## What needs to be done
Which lines hold the word "Buscar"? Show each of them.

───── Extracted records

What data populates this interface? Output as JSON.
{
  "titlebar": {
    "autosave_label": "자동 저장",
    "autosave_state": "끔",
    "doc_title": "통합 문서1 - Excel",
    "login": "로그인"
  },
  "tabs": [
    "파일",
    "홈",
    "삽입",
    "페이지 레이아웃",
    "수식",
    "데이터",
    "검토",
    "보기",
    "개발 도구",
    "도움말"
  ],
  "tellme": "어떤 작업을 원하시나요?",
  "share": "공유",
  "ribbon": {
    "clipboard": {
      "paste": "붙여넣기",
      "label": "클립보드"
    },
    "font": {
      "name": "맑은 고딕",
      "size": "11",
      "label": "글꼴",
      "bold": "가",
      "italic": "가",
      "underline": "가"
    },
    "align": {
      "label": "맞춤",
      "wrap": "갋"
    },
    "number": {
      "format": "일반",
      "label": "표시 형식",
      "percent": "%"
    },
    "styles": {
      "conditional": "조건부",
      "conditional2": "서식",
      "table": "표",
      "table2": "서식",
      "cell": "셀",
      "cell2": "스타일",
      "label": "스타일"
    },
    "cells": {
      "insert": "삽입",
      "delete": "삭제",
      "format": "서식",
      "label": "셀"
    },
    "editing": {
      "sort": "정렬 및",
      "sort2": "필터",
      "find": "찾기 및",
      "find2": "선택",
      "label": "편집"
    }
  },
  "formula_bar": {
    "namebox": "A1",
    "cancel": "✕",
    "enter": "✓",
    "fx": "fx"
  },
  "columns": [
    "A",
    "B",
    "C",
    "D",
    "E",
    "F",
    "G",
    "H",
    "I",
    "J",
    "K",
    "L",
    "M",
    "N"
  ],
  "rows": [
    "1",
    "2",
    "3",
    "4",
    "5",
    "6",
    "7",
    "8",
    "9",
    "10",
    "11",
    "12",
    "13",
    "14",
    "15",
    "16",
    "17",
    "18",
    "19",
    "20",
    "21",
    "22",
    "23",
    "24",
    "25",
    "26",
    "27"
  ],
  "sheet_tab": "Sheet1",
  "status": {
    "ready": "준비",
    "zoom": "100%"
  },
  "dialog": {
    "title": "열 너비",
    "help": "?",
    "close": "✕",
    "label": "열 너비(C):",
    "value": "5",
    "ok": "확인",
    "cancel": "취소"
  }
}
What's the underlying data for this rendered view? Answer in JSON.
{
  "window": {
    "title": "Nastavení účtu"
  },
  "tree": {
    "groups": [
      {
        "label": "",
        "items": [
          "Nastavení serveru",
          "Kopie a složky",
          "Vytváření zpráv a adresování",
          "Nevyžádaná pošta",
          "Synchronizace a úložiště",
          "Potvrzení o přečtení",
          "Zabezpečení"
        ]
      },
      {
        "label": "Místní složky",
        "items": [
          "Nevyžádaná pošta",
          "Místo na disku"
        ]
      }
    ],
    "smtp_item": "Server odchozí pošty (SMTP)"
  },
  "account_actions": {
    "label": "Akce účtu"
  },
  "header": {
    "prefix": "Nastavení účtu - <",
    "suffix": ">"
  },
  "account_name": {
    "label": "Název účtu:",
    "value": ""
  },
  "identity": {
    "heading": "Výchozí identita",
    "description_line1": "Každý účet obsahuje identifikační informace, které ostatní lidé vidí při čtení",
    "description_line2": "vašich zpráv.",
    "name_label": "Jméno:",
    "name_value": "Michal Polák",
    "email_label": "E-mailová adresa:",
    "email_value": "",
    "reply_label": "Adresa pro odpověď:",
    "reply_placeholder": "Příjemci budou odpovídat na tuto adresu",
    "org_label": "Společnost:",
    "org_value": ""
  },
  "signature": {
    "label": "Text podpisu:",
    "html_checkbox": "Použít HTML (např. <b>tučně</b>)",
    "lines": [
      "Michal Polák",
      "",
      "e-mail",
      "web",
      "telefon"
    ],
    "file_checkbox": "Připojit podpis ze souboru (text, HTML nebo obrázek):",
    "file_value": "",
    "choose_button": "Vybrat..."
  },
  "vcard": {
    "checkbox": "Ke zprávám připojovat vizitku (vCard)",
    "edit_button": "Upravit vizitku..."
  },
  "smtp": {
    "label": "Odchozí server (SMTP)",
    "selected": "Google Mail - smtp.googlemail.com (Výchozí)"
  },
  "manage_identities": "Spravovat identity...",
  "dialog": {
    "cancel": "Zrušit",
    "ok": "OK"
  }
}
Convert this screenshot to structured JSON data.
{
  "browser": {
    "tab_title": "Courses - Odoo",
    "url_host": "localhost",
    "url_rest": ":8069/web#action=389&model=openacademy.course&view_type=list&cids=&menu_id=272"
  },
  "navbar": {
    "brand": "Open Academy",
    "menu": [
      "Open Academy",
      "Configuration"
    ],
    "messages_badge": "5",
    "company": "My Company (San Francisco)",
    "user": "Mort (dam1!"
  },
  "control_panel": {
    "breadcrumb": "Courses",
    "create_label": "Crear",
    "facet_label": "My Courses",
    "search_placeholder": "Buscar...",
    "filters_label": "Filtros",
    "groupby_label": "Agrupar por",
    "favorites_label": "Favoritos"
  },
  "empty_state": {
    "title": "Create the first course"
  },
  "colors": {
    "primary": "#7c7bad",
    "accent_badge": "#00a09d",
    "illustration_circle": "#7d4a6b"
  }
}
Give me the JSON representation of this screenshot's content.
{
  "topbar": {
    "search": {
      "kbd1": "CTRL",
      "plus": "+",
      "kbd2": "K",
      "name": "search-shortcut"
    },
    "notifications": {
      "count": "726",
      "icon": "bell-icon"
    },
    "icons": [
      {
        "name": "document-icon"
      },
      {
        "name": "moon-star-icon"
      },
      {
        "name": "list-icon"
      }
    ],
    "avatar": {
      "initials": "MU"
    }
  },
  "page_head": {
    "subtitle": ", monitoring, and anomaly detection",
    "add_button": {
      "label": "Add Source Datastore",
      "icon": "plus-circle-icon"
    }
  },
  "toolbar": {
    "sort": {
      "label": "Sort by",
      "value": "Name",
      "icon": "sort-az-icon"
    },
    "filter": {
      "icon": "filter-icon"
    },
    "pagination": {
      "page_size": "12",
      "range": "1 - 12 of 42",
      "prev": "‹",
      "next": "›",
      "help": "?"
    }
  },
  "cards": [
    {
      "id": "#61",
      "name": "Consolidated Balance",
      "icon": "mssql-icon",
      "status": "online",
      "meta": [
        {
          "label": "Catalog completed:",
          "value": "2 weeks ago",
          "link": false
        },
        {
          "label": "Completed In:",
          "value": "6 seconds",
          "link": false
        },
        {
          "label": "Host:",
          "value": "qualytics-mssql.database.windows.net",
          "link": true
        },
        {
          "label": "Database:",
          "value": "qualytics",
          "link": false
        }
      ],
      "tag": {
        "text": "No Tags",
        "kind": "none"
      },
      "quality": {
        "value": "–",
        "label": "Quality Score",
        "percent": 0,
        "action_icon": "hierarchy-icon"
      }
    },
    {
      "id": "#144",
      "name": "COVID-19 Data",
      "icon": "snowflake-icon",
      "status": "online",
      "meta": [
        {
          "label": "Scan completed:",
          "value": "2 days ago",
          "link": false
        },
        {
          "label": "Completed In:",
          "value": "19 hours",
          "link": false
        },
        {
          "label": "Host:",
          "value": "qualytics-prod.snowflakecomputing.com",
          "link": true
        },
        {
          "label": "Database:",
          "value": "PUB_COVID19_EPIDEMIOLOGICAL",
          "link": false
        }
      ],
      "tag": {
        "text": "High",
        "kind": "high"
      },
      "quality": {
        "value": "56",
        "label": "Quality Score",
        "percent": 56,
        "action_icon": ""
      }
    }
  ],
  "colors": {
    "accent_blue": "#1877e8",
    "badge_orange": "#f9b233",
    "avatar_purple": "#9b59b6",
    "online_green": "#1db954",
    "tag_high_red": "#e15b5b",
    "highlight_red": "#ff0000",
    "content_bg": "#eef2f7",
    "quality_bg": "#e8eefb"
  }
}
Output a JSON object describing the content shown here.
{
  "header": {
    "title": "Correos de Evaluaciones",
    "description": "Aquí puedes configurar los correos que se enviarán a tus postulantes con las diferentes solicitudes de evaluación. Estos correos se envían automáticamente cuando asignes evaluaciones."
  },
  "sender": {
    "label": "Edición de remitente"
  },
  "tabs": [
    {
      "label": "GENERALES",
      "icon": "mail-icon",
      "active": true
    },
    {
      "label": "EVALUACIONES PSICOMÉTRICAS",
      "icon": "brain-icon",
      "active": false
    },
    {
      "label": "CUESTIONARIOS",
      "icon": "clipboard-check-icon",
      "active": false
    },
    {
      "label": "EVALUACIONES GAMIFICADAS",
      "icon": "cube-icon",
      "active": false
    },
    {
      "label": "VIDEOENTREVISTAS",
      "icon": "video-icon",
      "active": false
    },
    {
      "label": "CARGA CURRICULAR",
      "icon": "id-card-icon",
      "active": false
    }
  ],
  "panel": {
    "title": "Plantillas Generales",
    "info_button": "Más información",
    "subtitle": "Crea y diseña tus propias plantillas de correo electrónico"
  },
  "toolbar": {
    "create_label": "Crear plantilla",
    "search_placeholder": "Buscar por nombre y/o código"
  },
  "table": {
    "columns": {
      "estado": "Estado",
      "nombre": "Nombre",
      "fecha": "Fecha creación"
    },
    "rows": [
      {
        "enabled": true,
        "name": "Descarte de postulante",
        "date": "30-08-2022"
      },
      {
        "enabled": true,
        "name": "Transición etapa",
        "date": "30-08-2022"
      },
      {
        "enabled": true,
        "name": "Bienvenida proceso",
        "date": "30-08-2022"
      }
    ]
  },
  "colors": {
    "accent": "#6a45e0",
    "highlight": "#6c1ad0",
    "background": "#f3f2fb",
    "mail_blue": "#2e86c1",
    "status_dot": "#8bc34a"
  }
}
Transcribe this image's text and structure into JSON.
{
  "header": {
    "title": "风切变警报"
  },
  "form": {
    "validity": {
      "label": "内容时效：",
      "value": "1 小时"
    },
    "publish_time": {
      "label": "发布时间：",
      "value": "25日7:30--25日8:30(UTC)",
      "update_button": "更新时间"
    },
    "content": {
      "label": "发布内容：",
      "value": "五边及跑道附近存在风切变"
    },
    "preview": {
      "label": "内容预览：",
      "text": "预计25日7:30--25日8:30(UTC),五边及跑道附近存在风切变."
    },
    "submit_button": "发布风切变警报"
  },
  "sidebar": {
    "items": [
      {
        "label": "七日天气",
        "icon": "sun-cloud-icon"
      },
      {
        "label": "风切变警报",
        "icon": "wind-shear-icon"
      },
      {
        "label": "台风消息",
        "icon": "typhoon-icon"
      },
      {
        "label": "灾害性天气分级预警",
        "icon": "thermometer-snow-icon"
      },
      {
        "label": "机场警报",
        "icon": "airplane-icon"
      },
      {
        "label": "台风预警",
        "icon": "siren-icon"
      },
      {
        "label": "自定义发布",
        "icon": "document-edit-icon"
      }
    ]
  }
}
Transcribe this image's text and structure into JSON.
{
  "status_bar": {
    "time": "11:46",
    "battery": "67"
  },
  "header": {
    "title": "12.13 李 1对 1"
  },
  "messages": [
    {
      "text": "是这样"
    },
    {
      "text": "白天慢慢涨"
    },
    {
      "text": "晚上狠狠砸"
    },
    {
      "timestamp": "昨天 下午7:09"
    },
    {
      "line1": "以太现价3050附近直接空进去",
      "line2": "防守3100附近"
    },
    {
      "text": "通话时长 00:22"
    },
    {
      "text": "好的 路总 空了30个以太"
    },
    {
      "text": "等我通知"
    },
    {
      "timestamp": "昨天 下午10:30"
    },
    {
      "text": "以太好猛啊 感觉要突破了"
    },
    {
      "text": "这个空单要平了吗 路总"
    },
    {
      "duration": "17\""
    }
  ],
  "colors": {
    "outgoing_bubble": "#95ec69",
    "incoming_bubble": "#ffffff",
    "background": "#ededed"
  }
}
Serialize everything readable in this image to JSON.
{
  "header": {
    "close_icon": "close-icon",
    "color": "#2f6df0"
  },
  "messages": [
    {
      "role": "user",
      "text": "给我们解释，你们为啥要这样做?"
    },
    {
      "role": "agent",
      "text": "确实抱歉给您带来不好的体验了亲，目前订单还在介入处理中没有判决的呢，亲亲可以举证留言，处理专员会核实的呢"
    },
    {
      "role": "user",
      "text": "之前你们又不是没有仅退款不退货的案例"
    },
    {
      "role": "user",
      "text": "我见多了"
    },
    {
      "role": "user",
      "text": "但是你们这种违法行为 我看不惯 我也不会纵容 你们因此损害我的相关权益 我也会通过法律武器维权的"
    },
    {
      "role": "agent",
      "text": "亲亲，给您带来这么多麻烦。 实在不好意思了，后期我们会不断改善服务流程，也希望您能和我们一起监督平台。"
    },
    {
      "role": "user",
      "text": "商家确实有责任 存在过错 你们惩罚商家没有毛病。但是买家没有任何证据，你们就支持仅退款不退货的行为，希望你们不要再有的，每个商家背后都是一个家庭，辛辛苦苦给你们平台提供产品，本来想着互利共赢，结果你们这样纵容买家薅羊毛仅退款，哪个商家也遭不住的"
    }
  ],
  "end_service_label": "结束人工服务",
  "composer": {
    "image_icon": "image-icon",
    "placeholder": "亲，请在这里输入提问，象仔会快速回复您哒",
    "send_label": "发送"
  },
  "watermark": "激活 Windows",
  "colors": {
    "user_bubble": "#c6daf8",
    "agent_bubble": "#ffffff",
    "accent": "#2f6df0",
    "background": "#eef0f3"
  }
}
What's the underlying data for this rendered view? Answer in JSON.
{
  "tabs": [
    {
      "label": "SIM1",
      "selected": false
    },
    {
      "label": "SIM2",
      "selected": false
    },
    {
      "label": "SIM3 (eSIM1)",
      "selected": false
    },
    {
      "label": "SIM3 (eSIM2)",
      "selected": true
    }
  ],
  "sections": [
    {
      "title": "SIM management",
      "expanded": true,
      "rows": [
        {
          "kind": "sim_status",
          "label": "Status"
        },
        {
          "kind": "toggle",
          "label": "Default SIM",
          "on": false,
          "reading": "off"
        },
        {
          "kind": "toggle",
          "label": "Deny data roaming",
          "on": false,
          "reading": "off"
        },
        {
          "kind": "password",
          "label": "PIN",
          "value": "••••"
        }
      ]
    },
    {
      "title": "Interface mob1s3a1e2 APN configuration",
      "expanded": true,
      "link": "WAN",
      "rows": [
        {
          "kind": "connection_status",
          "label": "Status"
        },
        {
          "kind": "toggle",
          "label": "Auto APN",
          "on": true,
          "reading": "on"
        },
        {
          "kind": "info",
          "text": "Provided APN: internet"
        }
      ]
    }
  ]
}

──────────

## Completed task
    "search_placeholder": "Buscar...",
    "search_placeholder": "Buscar por nombre y/o código"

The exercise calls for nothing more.